Problem to work on: Rewrite every line of the records below as a Markdown table with the columns "Row" and "Text," numbering each row and skipping blank lines. Omit the pictures from your answer.

====== Input records ======

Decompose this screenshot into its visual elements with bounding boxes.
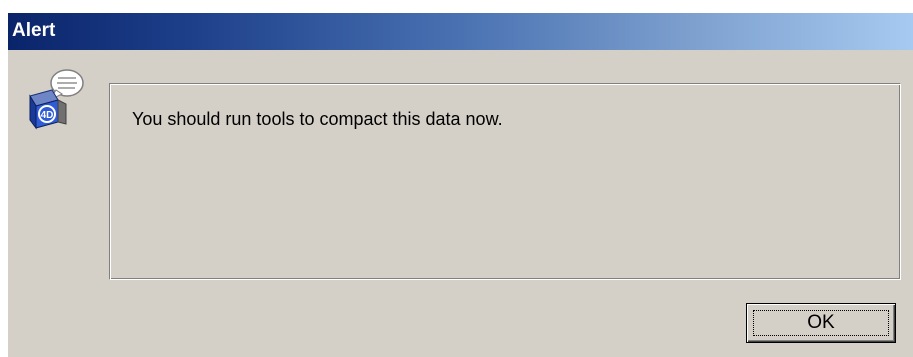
title-bar[interactable]: Alert [8,13,913,50]
message-panel: You should run tools to compact this dat… [109,83,901,280]
ok-button[interactable]: OK [746,303,896,343]
svg-text:4D: 4D [41,110,54,121]
alert-dialog: Alert 4D You should run tools to compact… [7,12,913,357]
window-title: Alert [12,20,56,41]
alert-message: You should run tools to compact this dat… [132,109,503,129]
ok-button-label: OK [807,312,835,333]
4d-database-icon: 4D [22,66,88,132]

======

Solution for this task:
| Row | Text |
|---|---|
| 1 | Decompose this screenshot into its visual elements with bounding boxes. |
| 2 | title-bar[interactable]: Alert [8,13,913,50] |
| 3 | message-panel: You should run tools to compact this dat… [109,83,901,280] |
| 4 | ok-button[interactable]: OK [746,303,896,343] |
| 5 | svg-text:4D: 4D [41,110,54,121] |
| 6 | alert-dialog: Alert 4D You should run tools to compact… [7,12,913,357] |
| 7 | window-title: Alert [12,20,56,41] |
| 8 | alert-message: You should run tools to compact this dat… [132,109,503,129] |
| 9 | ok-button-label: OK [807,312,835,333] |
| 10 | 4d-database-icon: 4D [22,66,88,132] |